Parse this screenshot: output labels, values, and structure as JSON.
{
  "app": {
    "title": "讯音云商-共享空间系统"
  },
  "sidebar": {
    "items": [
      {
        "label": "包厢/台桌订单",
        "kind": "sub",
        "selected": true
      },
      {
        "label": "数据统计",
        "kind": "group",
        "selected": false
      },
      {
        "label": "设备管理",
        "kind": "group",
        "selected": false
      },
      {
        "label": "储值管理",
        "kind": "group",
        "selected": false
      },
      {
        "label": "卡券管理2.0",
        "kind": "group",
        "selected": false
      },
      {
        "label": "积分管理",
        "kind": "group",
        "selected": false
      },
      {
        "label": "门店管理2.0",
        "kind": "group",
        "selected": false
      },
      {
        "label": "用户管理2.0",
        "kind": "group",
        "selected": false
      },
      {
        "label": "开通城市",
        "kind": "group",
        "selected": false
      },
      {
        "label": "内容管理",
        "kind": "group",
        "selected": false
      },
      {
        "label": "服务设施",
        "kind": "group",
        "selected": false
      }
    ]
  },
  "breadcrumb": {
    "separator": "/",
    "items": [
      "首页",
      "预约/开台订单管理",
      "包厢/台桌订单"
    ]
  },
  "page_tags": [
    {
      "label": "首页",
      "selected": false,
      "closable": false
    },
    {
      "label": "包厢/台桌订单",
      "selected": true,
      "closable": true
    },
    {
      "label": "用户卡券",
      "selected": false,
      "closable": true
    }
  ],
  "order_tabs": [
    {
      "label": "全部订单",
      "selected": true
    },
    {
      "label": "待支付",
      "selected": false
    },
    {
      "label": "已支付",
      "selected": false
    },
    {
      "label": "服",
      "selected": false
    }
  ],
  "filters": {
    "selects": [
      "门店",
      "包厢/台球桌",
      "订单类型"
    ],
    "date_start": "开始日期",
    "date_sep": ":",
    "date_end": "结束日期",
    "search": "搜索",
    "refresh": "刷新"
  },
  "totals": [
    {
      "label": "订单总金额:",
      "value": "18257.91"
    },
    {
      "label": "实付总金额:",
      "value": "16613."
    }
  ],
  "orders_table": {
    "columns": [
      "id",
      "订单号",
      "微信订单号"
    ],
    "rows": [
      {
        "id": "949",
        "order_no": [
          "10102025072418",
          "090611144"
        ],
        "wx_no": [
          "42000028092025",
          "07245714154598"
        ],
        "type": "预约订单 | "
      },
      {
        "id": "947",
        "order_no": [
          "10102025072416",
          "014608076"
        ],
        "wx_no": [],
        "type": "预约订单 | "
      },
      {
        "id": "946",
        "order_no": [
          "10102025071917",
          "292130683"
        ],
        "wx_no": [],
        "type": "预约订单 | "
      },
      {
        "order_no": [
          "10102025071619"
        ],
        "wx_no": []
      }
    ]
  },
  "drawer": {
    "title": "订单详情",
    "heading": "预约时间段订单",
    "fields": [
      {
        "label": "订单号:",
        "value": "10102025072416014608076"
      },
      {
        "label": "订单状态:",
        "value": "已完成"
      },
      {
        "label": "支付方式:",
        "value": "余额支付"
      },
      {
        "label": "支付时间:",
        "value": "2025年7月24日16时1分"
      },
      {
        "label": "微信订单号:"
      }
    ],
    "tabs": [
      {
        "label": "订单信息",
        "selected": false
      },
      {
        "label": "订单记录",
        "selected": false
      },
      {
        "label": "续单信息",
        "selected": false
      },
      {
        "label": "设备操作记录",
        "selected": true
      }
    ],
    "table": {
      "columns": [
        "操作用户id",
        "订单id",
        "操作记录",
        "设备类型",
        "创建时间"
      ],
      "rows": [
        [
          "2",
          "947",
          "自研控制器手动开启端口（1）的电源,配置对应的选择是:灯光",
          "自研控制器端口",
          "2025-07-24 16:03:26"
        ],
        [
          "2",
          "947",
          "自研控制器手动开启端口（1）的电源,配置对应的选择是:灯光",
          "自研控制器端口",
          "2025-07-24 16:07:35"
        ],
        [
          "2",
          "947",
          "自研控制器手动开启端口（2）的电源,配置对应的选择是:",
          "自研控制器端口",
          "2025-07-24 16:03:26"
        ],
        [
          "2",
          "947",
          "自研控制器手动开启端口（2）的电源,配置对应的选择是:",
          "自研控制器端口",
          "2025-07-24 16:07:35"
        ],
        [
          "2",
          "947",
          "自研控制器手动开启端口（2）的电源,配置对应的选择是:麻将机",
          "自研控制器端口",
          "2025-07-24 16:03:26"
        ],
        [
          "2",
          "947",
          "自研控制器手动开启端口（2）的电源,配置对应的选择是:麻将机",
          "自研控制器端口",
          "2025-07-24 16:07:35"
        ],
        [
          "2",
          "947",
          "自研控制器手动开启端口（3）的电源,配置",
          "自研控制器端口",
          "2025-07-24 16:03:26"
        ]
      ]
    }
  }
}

··········

> **STATED EXERCISE**
Write out the entries above word for word.

> **SOLUTION FOR THIS PROBLEM**
Parse this screenshot: output labels, values, and structure as JSON.
{
  "app": {
    "title": "讯音云商-共享空间系统"
  },
  "sidebar": {
    "items": [
      {
        "label": "包厢/台桌订单",
        "kind": "sub",
        "selected": true
      },
      {
        "label": "数据统计",
        "kind": "group",
        "selected": false
      },
      {
        "label": "设备管理",
        "kind": "group",
        "selected": false
      },
      {
        "label": "储值管理",
        "kind": "group",
        "selected": false
      },
      {
        "label": "卡券管理2.0",
        "kind": "group",
        "selected": false
      },
      {
        "label": "积分管理",
        "kind": "group",
        "selected": false
      },
      {
        "label": "门店管理2.0",
        "kind": "group",
        "selected": false
      },
      {
        "label": "用户管理2.0",
        "kind": "group",
        "selected": false
      },
      {
        "label": "开通城市",
        "kind": "group",
        "selected": false
      },
      {
        "label": "内容管理",
        "kind": "group",
        "selected": false
      },
      {
        "label": "服务设施",
        "kind": "group",
        "selected": false
      }
    ]
  },
  "breadcrumb": {
    "separator": "/",
    "items": [
      "首页",
      "预约/开台订单管理",
      "包厢/台桌订单"
    ]
  },
  "page_tags": [
    {
      "label": "首页",
      "selected": false,
      "closable": false
    },
    {
      "label": "包厢/台桌订单",
      "selected": true,
      "closable": true
    },
    {
      "label": "用户卡券",
      "selected": false,
      "closable": true
    }
  ],
  "order_tabs": [
    {
      "label": "全部订单",
      "selected": true
    },
    {
      "label": "待支付",
      "selected": false
    },
    {
      "label": "已支付",
      "selected": false
    },
    {
      "label": "服",
      "selected": false
    }
  ],
  "filters": {
    "selects": [
      "门店",
      "包厢/台球桌",
      "订单类型"
    ],
    "date_start": "开始日期",
    "date_sep": ":",
    "date_end": "结束日期",
    "search": "搜索",
    "refresh": "刷新"
  },
  "totals": [
    {
      "label": "订单总金额:",
      "value": "18257.91"
    },
    {
      "label": "实付总金额:",
      "value": "16613."
    }
  ],
  "orders_table": {
    "columns": [
      "id",
      "订单号",
      "微信订单号"
    ],
    "rows": [
      {
        "id": "949",
        "order_no": [
          "10102025072418",
          "090611144"
        ],
        "wx_no": [
          "42000028092025",
          "07245714154598"
        ],
        "type": "预约订单 | "
      },
      {
        "id": "947",
        "order_no": [
          "10102025072416",
          "014608076"
        ],
        "wx_no": [],
        "type": "预约订单 | "
      },
      {
        "id": "946",
        "order_no": [
          "10102025071917",
          "292130683"
        ],
        "wx_no": [],
        "type": "预约订单 | "
      },
      {
        "order_no": [
          "10102025071619"
        ],
        "wx_no": []
      }
    ]
  },
  "drawer": {
    "title": "订单详情",
    "heading": "预约时间段订单",
    "fields": [
      {
        "label": "订单号:",
        "value": "10102025072416014608076"
      },
      {
        "label": "订单状态:",
        "value": "已完成"
      },
      {
        "label": "支付方式:",
        "value": "余额支付"
      },
      {
        "label": "支付时间:",
        "value": "2025年7月24日16时1分"
      },
      {
        "label": "微信订单号:"
      }
    ],
    "tabs": [
      {
        "label": "订单信息",
        "selected": false
      },
      {
        "label": "订单记录",
        "selected": false
      },
      {
        "label": "续单信息",
        "selected": false
      },
      {
        "label": "设备操作记录",
        "selected": true
      }
    ],
    "table": {
      "columns": [
        "操作用户id",
        "订单id",
        "操作记录",
        "设备类型",
        "创建时间"
      ],
      "rows": [
        [
          "2",
          "947",
          "自研控制器手动开启端口（1）的电源,配置对应的选择是:灯光",
          "自研控制器端口",
          "2025-07-24 16:03:26"
        ],
        [
          "2",
          "947",
          "自研控制器手动开启端口（1）的电源,配置对应的选择是:灯光",
          "自研控制器端口",
          "2025-07-24 16:07:35"
        ],
        [
          "2",
          "947",
          "自研控制器手动开启端口（2）的电源,配置对应的选择是:",
          "自研控制器端口",
          "2025-07-24 16:03:26"
        ],
        [
          "2",
          "947",
          "自研控制器手动开启端口（2）的电源,配置对应的选择是:",
          "自研控制器端口",
          "2025-07-24 16:07:35"
        ],
        [
          "2",
          "947",
          "自研控制器手动开启端口（2）的电源,配置对应的选择是:麻将机",
          "自研控制器端口",
          "2025-07-24 16:03:26"
        ],
        [
          "2",
          "947",
          "自研控制器手动开启端口（2）的电源,配置对应的选择是:麻将机",
          "自研控制器端口",
          "2025-07-24 16:07:35"
        ],
        [
          "2",
          "947",
          "自研控制器手动开启端口（3）的电源,配置",
          "自研控制器端口",
          "2025-07-24 16:03:26"
        ]
      ]
    }
  }
}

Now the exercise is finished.